> [Task brief]
Bring together all lines of the material below that contain the string "icon".
— Start Materials provided —
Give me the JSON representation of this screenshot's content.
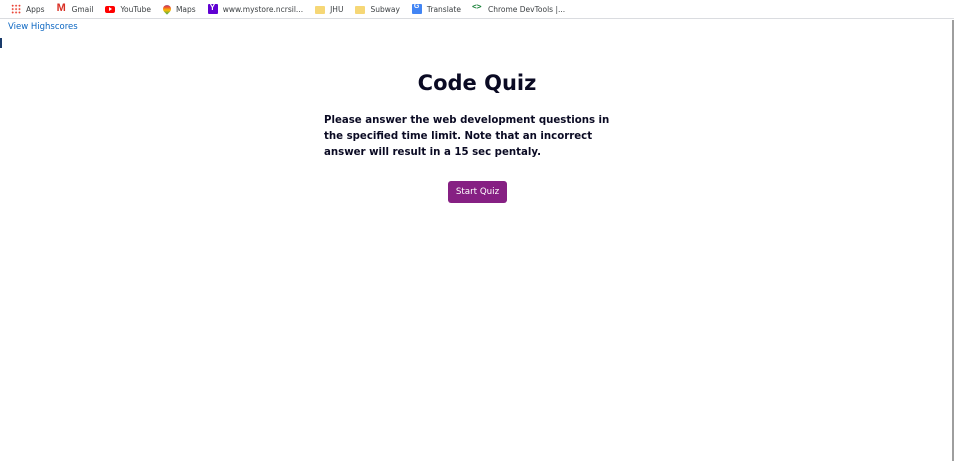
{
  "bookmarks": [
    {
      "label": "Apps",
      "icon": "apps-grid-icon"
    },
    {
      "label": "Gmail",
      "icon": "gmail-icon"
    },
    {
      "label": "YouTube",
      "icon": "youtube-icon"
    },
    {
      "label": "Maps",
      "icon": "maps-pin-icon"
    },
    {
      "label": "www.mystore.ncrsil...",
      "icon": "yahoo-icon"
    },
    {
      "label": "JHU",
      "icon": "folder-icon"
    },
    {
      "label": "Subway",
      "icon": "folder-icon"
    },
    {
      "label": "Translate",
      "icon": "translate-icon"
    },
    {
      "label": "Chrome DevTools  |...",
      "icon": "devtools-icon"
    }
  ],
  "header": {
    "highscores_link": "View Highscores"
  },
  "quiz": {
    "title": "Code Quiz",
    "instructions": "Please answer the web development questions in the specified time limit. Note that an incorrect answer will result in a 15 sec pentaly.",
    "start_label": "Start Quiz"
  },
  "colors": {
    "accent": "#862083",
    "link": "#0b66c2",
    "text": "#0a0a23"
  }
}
— End Materials provided —
> [Written response]
      "icon": "apps-grid-icon"
      "icon": "gmail-icon"
      "icon": "youtube-icon"
      "icon": "maps-pin-icon"
      "icon": "yahoo-icon"
      "icon": "folder-icon"
      "icon": "folder-icon"
      "icon": "translate-icon"
      "icon": "devtools-icon"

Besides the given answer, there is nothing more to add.